## SET EXERCISE:
What follows is a block of records; restate each one word for word.

(Extracted data entries)

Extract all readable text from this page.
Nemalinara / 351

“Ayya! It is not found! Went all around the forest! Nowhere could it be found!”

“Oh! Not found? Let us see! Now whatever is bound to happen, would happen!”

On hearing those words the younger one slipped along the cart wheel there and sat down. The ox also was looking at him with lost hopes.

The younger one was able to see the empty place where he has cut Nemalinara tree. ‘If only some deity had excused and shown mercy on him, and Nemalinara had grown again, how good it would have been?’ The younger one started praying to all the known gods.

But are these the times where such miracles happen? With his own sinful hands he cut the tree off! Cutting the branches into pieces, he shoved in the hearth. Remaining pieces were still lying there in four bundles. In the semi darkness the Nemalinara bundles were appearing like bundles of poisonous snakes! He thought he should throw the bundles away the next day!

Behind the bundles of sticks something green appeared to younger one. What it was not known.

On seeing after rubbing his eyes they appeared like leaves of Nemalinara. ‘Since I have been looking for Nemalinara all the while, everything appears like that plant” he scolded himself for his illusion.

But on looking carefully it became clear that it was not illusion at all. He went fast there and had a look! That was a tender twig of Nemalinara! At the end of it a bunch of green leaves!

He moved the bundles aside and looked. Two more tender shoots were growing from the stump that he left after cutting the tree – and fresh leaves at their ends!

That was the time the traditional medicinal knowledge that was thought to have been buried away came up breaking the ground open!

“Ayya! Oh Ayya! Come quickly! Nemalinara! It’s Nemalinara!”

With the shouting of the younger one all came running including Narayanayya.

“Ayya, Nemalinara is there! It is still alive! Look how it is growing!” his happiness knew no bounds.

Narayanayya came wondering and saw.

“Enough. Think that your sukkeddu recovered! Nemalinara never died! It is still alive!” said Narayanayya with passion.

## WRITTEN RESPONSE:
Extract all readable text from this page.
Nemalinara / 351

“Ayya! It is not found! Went all around the forest! Nowhere could it be found!”

“Oh! Not found? Let us see! Now whatever is bound to happen, would happen!”

On hearing those words the younger one slipped along the cart wheel there and sat down. The ox also was looking at him with lost hopes.

The younger one was able to see the empty place where he has cut Nemalinara tree. ‘If only some deity had excused and shown mercy on him, and Nemalinara had grown again, how good it would have been?’ The younger one started praying to all the known gods.

But are these the times where such miracles happen? With his own sinful hands he cut the tree off! Cutting the branches into pieces, he shoved in the hearth. Remaining pieces were still lying there in four bundles. In the semi darkness the Nemalinara bundles were appearing like bundles of poisonous snakes! He thought he should throw the bundles away the next day!

Behind the bundles of sticks something green appeared to younger one. What it was not known.

On seeing after rubbing his eyes they appeared like leaves of Nemalinara. ‘Since I have been looking for Nemalinara all the while, everything appears like that plant” he scolded himself for his illusion.

But on looking carefully it became clear that it was not illusion at all. He went fast there and had a look! That was a tender twig of Nemalinara! At the end of it a bunch of green leaves!

He moved the bundles aside and looked. Two more tender shoots were growing from the stump that he left after cutting the tree – and fresh leaves at their ends!

That was the time the traditional medicinal knowledge that was thought to have been buried away came up breaking the ground open!

“Ayya! Oh Ayya! Come quickly! Nemalinara! It’s Nemalinara!”

With the shouting of the younger one all came running including Narayanayya.

“Ayya, Nemalinara is there! It is still alive! Look how it is growing!” his happiness knew no bounds.

Narayanayya came wondering and saw.

“Enough. Think that your sukkeddu recovered! Nemalinara never died! It is still alive!” said Narayanayya with passion.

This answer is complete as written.